**EXERCISE DIRECTIONS:** Each line of the material below should be reproduced exactly.
★ ★ ★
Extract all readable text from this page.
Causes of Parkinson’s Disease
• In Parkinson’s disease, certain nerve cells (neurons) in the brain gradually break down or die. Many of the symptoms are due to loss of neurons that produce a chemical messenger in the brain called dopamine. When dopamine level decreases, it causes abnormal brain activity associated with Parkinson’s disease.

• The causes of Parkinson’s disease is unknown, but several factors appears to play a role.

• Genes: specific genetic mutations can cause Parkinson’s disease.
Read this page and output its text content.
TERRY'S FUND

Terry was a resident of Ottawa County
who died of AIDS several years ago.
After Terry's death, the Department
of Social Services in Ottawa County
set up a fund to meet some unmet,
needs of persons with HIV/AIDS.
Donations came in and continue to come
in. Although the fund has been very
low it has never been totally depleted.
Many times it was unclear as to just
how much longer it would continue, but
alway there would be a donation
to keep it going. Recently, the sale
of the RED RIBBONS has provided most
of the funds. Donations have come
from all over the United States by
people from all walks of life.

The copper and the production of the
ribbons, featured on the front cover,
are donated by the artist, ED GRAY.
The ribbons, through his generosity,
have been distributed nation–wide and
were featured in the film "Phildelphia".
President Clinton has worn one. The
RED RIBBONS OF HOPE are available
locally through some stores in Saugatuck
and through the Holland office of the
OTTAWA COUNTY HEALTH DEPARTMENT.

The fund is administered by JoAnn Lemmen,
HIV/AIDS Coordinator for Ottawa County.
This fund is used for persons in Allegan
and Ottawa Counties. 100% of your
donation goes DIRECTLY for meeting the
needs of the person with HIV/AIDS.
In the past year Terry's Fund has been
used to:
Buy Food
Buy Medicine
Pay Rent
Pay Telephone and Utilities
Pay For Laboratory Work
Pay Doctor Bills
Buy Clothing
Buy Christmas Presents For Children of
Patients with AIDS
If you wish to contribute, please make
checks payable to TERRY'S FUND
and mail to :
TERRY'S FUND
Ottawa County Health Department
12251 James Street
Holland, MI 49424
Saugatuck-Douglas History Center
★ ★ ★
**OUTPUT FOR THIS TASK:**
Extract all readable text from this page.
Causes of Parkinson’s Disease
• In Parkinson’s disease, certain nerve cells (neurons) in the brain gradually break down or die. Many of the symptoms are due to loss of neurons that produce a chemical messenger in the brain called dopamine. When dopamine level decreases, it causes abnormal brain activity associated with Parkinson’s disease.

• The causes of Parkinson’s disease is unknown, but several factors appears to play a role.

• Genes: specific genetic mutations can cause Parkinson’s disease.
Read this page and output its text content.
TERRY'S FUND

Terry was a resident of Ottawa County
who died of AIDS several years ago.
After Terry's death, the Department
of Social Services in Ottawa County
set up a fund to meet some unmet,
needs of persons with HIV/AIDS.
Donations came in and continue to come
in. Although the fund has been very
low it has never been totally depleted.
Many times it was unclear as to just
how much longer it would continue, but
alway there would be a donation
to keep it going. Recently, the sale
of the RED RIBBONS has provided most
of the funds. Donations have come
from all over the United States by
people from all walks of life.

The copper and the production of the
ribbons, featured on the front cover,
are donated by the artist, ED GRAY.
The ribbons, through his generosity,
have been distributed nation–wide and
were featured in the film "Phildelphia".
President Clinton has worn one. The
RED RIBBONS OF HOPE are available
locally through some stores in Saugatuck
and through the Holland office of the
OTTAWA COUNTY HEALTH DEPARTMENT.

The fund is administered by JoAnn Lemmen,
HIV/AIDS Coordinator for Ottawa County.
This fund is used for persons in Allegan
and Ottawa Counties. 100% of your
donation goes DIRECTLY for meeting the
needs of the person with HIV/AIDS.
In the past year Terry's Fund has been
used to:
Buy Food
Buy Medicine
Pay Rent
Pay Telephone and Utilities
Pay For Laboratory Work
Pay Doctor Bills
Buy Clothing
Buy Christmas Presents For Children of
Patients with AIDS
If you wish to contribute, please make
checks payable to TERRY'S FUND
and mail to :
TERRY'S FUND
Ottawa County Health Department
12251 James Street
Holland, MI 49424
Saugatuck-Douglas History Center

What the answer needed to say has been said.